— Start —

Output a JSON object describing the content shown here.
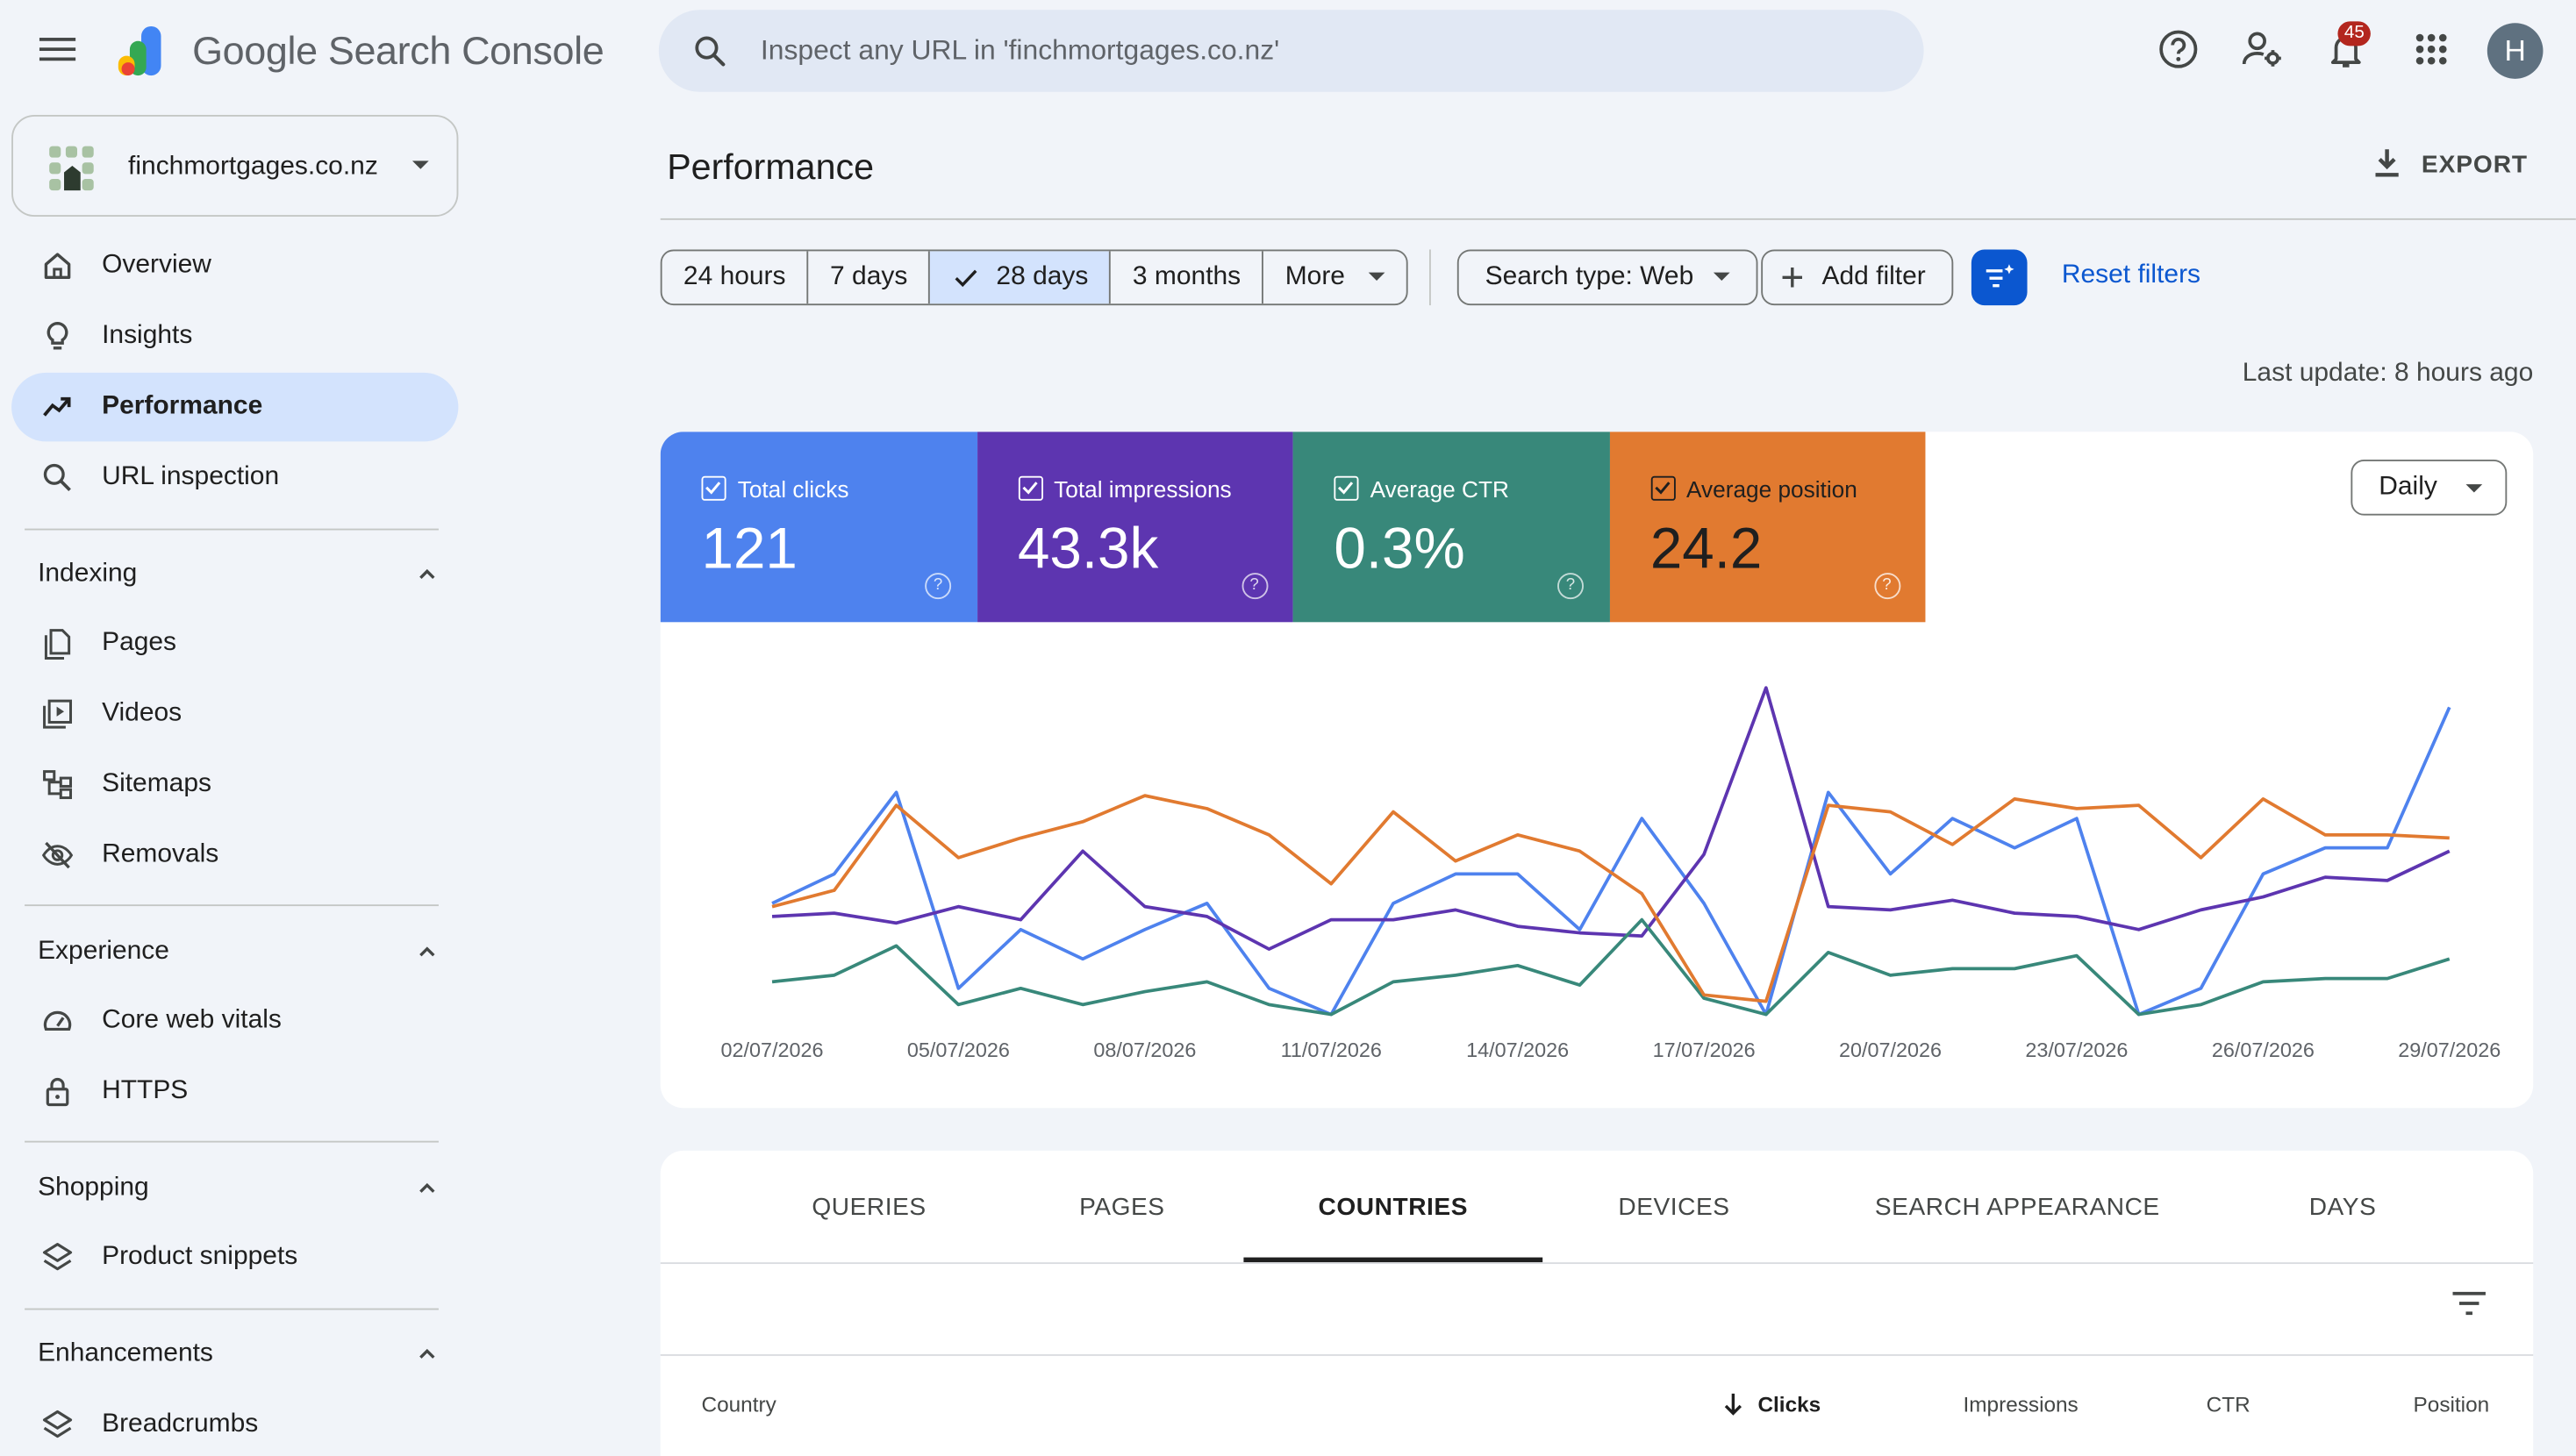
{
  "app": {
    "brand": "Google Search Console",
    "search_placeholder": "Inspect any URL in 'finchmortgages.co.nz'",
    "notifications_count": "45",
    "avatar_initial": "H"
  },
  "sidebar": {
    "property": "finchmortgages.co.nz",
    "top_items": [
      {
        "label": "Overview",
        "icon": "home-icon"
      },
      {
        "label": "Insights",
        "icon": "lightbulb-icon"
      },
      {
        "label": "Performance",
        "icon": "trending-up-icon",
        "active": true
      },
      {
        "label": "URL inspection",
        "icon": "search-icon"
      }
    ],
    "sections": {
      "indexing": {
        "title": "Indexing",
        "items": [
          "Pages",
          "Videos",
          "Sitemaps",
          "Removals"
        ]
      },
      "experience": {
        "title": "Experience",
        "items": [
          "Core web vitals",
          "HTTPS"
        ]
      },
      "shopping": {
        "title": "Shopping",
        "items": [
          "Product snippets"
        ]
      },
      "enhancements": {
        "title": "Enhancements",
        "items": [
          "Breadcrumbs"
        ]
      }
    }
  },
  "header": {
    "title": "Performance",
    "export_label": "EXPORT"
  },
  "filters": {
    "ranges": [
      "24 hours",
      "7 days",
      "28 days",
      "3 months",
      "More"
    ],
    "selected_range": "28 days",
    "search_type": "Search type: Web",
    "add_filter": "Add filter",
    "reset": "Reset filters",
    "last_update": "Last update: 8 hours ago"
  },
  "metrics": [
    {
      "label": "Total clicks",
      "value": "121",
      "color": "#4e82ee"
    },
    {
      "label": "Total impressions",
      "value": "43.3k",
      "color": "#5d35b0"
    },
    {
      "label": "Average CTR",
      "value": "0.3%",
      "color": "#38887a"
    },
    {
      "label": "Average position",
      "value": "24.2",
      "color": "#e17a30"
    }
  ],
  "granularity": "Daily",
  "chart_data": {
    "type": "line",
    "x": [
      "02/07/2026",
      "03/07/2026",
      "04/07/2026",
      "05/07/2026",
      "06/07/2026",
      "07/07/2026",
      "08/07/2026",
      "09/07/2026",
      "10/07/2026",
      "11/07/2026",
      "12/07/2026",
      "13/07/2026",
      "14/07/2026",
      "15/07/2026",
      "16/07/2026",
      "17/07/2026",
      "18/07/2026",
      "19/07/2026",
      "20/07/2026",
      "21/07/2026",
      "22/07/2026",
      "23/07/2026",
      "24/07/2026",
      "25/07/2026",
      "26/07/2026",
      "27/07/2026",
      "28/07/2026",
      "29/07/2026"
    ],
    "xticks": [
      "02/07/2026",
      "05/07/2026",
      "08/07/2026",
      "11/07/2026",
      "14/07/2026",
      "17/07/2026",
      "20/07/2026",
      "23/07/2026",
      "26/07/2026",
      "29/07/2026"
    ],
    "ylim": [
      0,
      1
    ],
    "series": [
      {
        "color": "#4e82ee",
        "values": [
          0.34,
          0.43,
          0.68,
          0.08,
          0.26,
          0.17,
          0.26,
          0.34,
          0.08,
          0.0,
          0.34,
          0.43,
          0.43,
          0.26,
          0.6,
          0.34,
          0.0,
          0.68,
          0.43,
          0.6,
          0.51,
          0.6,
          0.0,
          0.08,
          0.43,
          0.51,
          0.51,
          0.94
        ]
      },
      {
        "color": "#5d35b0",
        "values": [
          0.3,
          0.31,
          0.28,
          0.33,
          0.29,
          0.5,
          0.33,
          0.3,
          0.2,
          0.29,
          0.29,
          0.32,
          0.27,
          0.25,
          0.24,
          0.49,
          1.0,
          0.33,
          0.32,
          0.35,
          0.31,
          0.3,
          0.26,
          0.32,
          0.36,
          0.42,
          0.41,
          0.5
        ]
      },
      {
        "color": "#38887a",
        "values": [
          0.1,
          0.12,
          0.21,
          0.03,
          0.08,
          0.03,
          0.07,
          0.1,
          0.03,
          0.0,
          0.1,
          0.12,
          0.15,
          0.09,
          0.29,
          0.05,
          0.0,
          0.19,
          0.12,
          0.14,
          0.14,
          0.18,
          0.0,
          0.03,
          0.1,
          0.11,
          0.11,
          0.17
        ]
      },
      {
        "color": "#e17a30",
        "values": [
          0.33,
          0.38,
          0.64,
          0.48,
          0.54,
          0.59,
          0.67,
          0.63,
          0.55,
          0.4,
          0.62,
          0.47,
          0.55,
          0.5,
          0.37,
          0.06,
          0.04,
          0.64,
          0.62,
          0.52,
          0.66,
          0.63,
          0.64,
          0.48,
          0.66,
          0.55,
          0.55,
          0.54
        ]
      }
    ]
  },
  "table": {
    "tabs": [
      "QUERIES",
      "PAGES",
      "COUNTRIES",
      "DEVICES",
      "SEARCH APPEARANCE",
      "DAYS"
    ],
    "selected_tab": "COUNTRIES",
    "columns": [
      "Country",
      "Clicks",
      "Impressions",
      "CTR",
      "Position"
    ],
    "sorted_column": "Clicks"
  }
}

— End —

## Set problem
All lines above with "hours" in them should be returned.

## Complete output
      "24 hours",
    "last_update": "Last update: 8 hours ago"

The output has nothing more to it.